┌──

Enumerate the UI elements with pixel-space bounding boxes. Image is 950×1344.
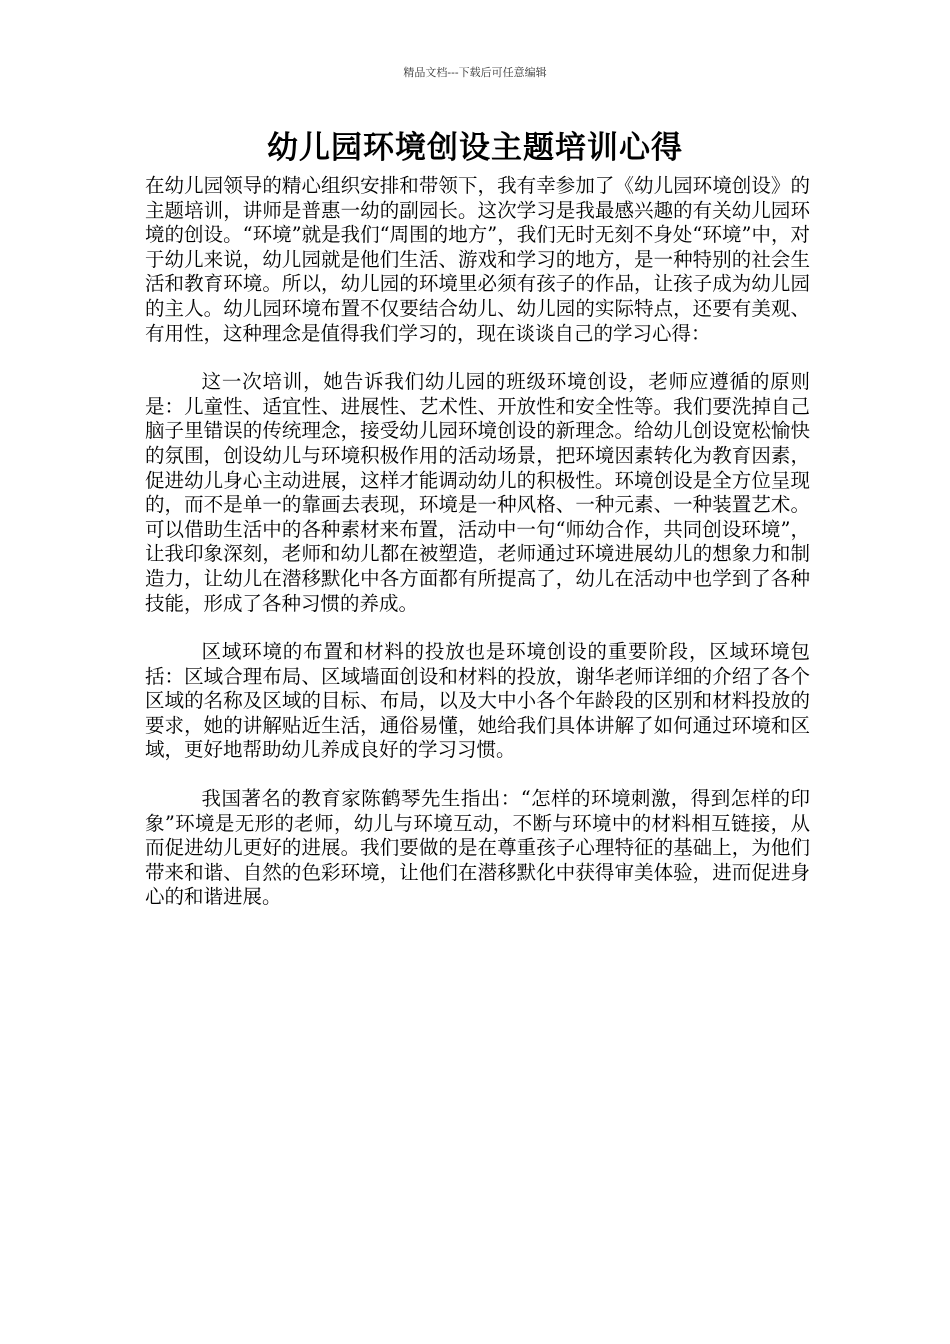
paragraph-intro: 在幼儿园领导的精心组织安排和带领下，我有幸参加了《幼儿园环境创设》的主题培训，讲师是普惠一幼的副园长。这次学习是我最感兴趣的有关幼儿园环境的创设。“环境”就是我们“周围的地方”，我们无时无刻不身处“环境”中，对于幼儿来说，幼儿园就是他们生活、游戏和学习的地方，是一种特别的社会生活和教育环境。所以，幼儿园的环境里必须有孩子的作品，让孩子成为幼儿园的主人。幼儿园环境布置不仅要结合幼儿、幼儿园的实际特点，还要有美观、有用性，这种理念是值得我们学习的，现在谈谈自己的学习心得： [145,174,810,345]
document-body [145,174,810,934]
document-header-note: 精品文档---下载后可任意编辑 [403,66,547,79]
paragraph-area-environment: 区域环境的布置和材料的投放也是环境创设的重要阶段，区域环境包括：区域合理布局、区域墙面创设和材料的投放，谢华老师详细的介绍了各个区域的名称及区域的目标、布局，以及大中小各个年龄段的区别和材料投放的要求，她的讲解贴近生活，通俗易懂，她给我们具体讲解了如何通过环境和区域，更好地帮助幼儿养成良好的学习习惯。 [145,640,810,762]
document-title: 幼儿园环境创设主题培训心得 [267,130,683,166]
paragraph-training-principles: 这一次培训，她告诉我们幼儿园的班级环境创设，老师应遵循的原则是：儿童性、适宜性、进展性、艺术性、开放性和安全性等。我们要洗掉自己脑子里错误的传统理念，接受幼儿园环境创设的新理念。给幼儿创设宽松愉快的氛围，创设幼儿与环境积极作用的活动场景，把环境因素转化为教育因素，促进幼儿身心主动进展，这样才能调动幼儿的积极性。环境创设是全方位呈现的，而不是单一的靠画去表现，环境是一种风格、一种元素、一种装置艺术。可以借助生活中的各种素材来布置，活动中一句“师幼合作，共同创设环境”，让我印象深刻，老师和幼儿都在被塑造，老师通过环境进展幼儿的想象力和制造力，让幼儿在潜移默化中各方面都有所提高了，幼儿在活动中也学到了各种技能，形成了各种习惯的养成。 [145,370,810,615]
paragraph-conclusion: 我国著名的教育家陈鹤琴先生指出：“怎样的环境刺激，得到怎样的印象”环境是无形的老师，幼儿与环境互动，不断与环境中的材料相互链接，从而促进幼儿更好的进展。我们要做的是在尊重孩子心理特征的基础上，为他们带来和谐、自然的色彩环境，让他们在潜移默化中获得审美体验，进而促进身心的和谐进展。 [145,787,810,909]
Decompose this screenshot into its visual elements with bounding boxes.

└──

[Short exercise]:
Count the lines in the records above that contain the string "bounding", matching case exactly, and give only the number.

[The response]:
2